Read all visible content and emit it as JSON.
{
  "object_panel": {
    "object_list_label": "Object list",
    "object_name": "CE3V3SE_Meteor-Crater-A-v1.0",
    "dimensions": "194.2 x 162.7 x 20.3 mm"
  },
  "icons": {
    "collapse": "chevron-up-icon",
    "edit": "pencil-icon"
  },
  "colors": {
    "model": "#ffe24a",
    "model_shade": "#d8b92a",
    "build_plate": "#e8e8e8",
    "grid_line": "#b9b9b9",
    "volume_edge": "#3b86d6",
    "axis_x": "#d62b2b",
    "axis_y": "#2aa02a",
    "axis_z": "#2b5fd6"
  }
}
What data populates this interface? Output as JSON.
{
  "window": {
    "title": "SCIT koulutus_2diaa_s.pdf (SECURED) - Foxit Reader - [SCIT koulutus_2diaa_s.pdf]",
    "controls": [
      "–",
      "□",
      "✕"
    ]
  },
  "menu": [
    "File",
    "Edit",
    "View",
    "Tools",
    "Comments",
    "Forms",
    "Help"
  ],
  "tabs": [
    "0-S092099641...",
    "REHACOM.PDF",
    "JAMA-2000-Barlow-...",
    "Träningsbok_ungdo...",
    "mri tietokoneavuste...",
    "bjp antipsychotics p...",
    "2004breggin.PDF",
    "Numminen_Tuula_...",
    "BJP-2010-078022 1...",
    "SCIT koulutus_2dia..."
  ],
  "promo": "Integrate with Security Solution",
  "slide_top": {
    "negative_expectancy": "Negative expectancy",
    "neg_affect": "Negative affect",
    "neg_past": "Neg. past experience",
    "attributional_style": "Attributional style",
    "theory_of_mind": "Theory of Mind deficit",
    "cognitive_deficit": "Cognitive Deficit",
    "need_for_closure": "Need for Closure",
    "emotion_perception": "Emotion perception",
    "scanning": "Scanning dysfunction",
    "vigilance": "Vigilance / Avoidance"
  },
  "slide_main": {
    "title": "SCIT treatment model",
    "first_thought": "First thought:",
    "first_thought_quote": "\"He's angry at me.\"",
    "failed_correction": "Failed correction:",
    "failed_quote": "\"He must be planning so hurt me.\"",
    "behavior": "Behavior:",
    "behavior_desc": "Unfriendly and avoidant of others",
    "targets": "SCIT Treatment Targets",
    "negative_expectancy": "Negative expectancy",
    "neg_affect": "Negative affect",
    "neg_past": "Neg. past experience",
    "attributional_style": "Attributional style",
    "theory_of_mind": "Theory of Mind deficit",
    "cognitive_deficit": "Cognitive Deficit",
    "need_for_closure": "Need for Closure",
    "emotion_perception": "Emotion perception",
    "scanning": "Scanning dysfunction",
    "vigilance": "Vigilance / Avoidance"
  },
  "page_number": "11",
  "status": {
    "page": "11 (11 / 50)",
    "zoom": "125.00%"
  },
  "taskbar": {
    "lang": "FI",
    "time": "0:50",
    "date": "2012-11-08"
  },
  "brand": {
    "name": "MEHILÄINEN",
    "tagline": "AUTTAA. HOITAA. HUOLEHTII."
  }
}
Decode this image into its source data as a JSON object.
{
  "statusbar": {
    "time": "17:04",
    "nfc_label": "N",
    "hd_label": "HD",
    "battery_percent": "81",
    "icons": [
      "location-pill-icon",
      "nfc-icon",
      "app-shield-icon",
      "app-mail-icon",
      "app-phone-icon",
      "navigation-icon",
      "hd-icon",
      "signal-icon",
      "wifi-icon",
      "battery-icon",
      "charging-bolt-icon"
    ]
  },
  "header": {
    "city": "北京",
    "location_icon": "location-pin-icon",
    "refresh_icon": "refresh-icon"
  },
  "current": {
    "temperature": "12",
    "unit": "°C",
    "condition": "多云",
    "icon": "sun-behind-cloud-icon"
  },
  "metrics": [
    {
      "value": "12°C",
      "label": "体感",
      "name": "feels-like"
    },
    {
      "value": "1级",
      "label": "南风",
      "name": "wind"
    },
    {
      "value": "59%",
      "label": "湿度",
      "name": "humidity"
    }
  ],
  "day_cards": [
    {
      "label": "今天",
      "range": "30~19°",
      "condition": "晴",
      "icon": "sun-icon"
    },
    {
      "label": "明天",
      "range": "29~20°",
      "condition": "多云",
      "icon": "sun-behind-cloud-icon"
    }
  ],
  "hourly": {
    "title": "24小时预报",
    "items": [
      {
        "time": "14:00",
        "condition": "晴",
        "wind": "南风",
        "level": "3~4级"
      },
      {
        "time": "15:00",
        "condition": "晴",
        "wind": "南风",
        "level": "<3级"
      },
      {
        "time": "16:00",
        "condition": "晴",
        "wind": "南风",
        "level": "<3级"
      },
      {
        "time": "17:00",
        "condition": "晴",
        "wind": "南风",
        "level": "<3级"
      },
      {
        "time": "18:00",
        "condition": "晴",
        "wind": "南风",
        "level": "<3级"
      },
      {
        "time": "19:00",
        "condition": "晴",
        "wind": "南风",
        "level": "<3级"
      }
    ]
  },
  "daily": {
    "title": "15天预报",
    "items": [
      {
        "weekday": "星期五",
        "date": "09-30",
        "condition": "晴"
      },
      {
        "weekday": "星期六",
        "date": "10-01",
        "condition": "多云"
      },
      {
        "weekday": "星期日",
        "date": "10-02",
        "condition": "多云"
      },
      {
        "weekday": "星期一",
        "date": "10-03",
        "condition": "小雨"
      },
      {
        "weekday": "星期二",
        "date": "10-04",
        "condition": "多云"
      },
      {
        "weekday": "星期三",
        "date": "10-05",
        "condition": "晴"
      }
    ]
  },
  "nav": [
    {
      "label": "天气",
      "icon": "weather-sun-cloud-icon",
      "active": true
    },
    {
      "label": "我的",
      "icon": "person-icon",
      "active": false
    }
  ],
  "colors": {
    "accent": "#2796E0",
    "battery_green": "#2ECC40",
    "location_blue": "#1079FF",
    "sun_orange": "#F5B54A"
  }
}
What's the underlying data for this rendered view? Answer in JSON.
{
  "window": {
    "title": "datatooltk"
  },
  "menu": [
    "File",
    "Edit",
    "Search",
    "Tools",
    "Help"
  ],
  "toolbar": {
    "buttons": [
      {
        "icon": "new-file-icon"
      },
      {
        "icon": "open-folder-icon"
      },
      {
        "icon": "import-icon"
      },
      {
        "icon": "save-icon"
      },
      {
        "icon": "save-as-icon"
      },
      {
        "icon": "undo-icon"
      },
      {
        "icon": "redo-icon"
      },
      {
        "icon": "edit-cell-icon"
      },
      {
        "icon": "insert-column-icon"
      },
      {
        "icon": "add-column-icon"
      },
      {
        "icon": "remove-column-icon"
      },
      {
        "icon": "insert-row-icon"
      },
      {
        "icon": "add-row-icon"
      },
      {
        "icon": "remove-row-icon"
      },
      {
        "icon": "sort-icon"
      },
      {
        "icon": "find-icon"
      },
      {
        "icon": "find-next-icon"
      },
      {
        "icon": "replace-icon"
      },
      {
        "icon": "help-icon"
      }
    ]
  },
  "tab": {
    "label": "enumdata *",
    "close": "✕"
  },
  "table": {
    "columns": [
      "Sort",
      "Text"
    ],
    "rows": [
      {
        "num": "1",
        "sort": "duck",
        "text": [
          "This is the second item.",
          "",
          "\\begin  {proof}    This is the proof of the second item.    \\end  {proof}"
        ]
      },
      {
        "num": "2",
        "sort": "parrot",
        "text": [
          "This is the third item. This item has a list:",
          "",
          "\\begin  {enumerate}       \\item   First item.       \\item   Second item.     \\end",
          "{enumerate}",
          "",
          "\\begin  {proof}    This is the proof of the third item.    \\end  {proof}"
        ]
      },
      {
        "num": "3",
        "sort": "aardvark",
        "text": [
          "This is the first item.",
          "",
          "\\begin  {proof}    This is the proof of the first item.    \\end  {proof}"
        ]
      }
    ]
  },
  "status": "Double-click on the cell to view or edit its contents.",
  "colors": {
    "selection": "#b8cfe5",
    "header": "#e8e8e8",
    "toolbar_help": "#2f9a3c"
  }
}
============
### WHAT YOU NEED TO DO
Search the lines above for the string "third", then show every one that has it.

### EXERCISE ANSWER
          "This is the third item. This item has a list:",
          "\\begin  {proof}    This is the proof of the third item.    \\end  {proof}"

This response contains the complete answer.